== TASK DIRECTIONS ==
Every entry needs to be printed exactly, please.

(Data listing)
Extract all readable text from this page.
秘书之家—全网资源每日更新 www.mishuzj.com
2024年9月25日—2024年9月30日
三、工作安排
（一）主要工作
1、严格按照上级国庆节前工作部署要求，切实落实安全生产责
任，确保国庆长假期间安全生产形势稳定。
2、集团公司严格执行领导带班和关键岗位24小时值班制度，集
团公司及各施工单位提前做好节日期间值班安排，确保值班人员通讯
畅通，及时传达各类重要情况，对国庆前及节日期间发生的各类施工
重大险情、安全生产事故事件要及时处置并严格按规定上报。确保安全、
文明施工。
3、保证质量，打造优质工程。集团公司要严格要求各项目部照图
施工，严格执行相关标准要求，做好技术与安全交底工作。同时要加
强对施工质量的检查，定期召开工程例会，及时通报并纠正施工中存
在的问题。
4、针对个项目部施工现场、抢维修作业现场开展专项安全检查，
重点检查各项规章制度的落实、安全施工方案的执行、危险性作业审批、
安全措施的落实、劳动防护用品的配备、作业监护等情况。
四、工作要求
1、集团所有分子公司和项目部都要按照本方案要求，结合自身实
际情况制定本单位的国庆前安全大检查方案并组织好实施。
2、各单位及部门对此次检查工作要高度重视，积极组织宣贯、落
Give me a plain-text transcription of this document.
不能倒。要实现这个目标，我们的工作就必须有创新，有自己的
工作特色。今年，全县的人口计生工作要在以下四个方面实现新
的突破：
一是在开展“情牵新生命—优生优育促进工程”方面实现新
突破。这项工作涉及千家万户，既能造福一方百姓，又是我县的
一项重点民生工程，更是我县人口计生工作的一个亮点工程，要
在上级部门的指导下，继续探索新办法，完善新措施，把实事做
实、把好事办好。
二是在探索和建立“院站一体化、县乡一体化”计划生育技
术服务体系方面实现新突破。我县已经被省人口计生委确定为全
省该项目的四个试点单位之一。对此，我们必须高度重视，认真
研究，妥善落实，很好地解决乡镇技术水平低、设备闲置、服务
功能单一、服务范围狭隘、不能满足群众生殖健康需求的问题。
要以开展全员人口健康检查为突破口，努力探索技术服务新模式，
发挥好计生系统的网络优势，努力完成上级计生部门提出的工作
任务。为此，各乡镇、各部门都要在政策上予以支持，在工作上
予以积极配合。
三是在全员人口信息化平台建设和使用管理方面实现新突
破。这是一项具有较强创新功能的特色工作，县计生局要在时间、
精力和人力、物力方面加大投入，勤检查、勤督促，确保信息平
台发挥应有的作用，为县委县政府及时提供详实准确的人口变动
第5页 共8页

== RESULT OF THIS TASK ==
Extract all readable text from this page.
秘书之家—全网资源每日更新 www.mishuzj.com
2024年9月25日—2024年9月30日
三、工作安排
（一）主要工作
1、严格按照上级国庆节前工作部署要求，切实落实安全生产责
任，确保国庆长假期间安全生产形势稳定。
2、集团公司严格执行领导带班和关键岗位24小时值班制度，集
团公司及各施工单位提前做好节日期间值班安排，确保值班人员通讯
畅通，及时传达各类重要情况，对国庆前及节日期间发生的各类施工
重大险情、安全生产事故事件要及时处置并严格按规定上报。确保安全、
文明施工。
3、保证质量，打造优质工程。集团公司要严格要求各项目部照图
施工，严格执行相关标准要求，做好技术与安全交底工作。同时要加
强对施工质量的检查，定期召开工程例会，及时通报并纠正施工中存
在的问题。
4、针对个项目部施工现场、抢维修作业现场开展专项安全检查，
重点检查各项规章制度的落实、安全施工方案的执行、危险性作业审批、
安全措施的落实、劳动防护用品的配备、作业监护等情况。
四、工作要求
1、集团所有分子公司和项目部都要按照本方案要求，结合自身实
际情况制定本单位的国庆前安全大检查方案并组织好实施。
2、各单位及部门对此次检查工作要高度重视，积极组织宣贯、落
Give me a plain-text transcription of this document.
不能倒。要实现这个目标，我们的工作就必须有创新，有自己的
工作特色。今年，全县的人口计生工作要在以下四个方面实现新
的突破：
一是在开展“情牵新生命—优生优育促进工程”方面实现新
突破。这项工作涉及千家万户，既能造福一方百姓，又是我县的
一项重点民生工程，更是我县人口计生工作的一个亮点工程，要
在上级部门的指导下，继续探索新办法，完善新措施，把实事做
实、把好事办好。
二是在探索和建立“院站一体化、县乡一体化”计划生育技
术服务体系方面实现新突破。我县已经被省人口计生委确定为全
省该项目的四个试点单位之一。对此，我们必须高度重视，认真
研究，妥善落实，很好地解决乡镇技术水平低、设备闲置、服务
功能单一、服务范围狭隘、不能满足群众生殖健康需求的问题。
要以开展全员人口健康检查为突破口，努力探索技术服务新模式，
发挥好计生系统的网络优势，努力完成上级计生部门提出的工作
任务。为此，各乡镇、各部门都要在政策上予以支持，在工作上
予以积极配合。
三是在全员人口信息化平台建设和使用管理方面实现新突
破。这是一项具有较强创新功能的特色工作，县计生局要在时间、
精力和人力、物力方面加大投入，勤检查、勤督促，确保信息平
台发挥应有的作用，为县委县政府及时提供详实准确的人口变动
第5页 共8页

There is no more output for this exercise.